EXERCISE AIM: Any pictures in the records below should be skipped; write out everything else exactly.
— begin MATERIAL —
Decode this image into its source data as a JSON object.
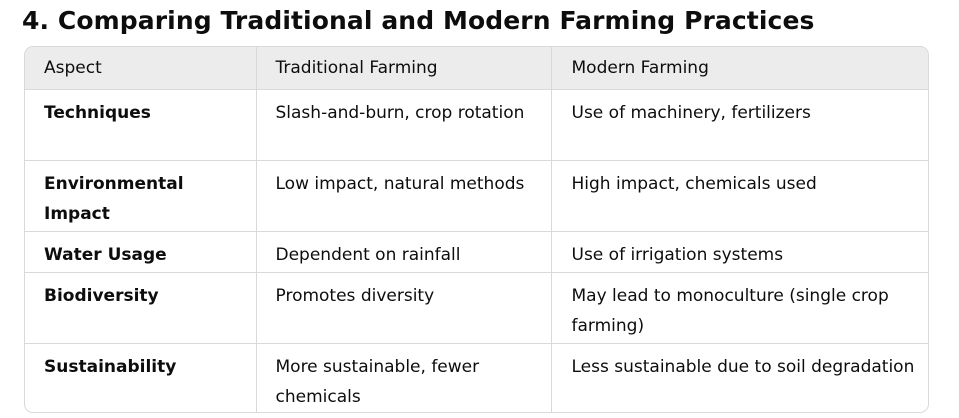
{
  "title": "4. Comparing Traditional and Modern Farming Practices",
  "table": {
    "headers": [
      "Aspect",
      "Traditional Farming",
      "Modern Farming"
    ],
    "rows": [
      [
        "Techniques",
        "Slash-and-burn, crop rotation",
        "Use of machinery, fertilizers"
      ],
      [
        "Environmental Impact",
        "Low impact, natural methods",
        "High impact, chemicals used"
      ],
      [
        "Water Usage",
        "Dependent on rainfall",
        "Use of irrigation systems"
      ],
      [
        "Biodiversity",
        "Promotes diversity",
        "May lead to monoculture (single crop farming)"
      ],
      [
        "Sustainability",
        "More sustainable, fewer chemicals",
        "Less sustainable due to soil degradation"
      ]
    ]
  }
}
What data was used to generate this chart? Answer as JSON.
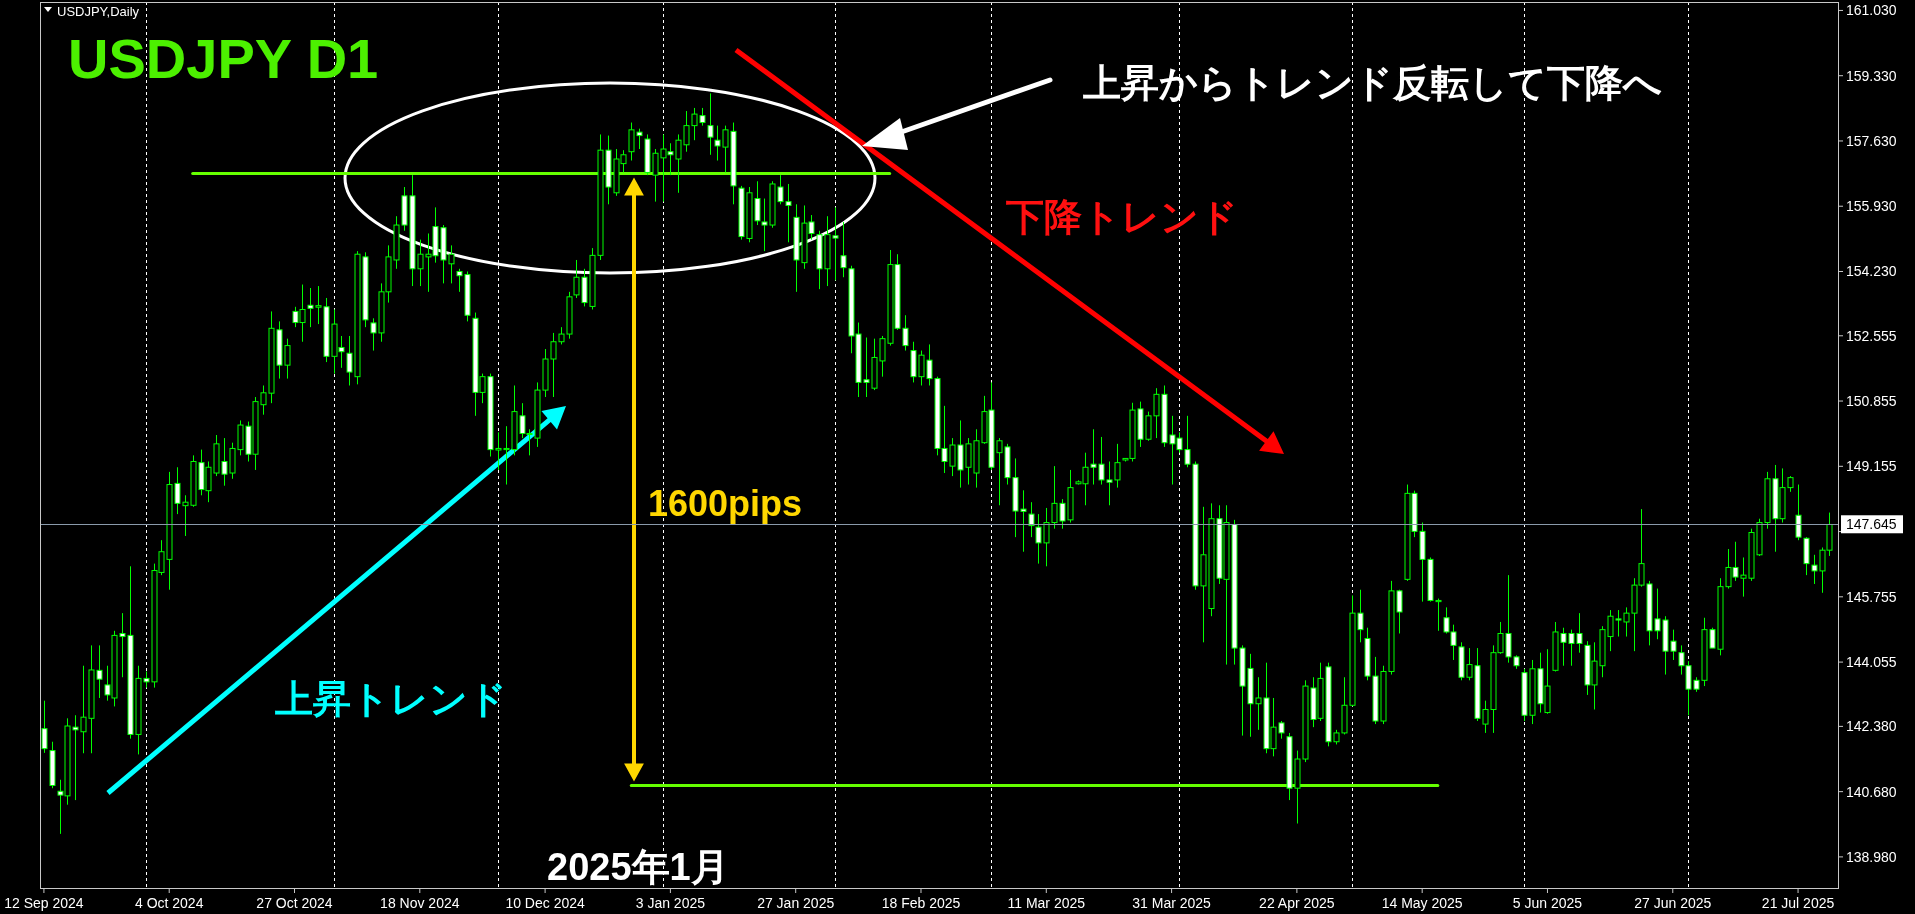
— end MATERIAL —
FULL SOLUTION:
Decode this image into its source data as a JSON object.
{
  "title": "4. Comparing Traditional and Modern Farming Practices",
  "table": {
    "headers": [
      "Aspect",
      "Traditional Farming",
      "Modern Farming"
    ],
    "rows": [
      [
        "Techniques",
        "Slash-and-burn, crop rotation",
        "Use of machinery, fertilizers"
      ],
      [
        "Environmental Impact",
        "Low impact, natural methods",
        "High impact, chemicals used"
      ],
      [
        "Water Usage",
        "Dependent on rainfall",
        "Use of irrigation systems"
      ],
      [
        "Biodiversity",
        "Promotes diversity",
        "May lead to monoculture (single crop farming)"
      ],
      [
        "Sustainability",
        "More sustainable, fewer chemicals",
        "Less sustainable due to soil degradation"
      ]
    ]
  }
}
What data was used to generate this chart? Answer as JSON.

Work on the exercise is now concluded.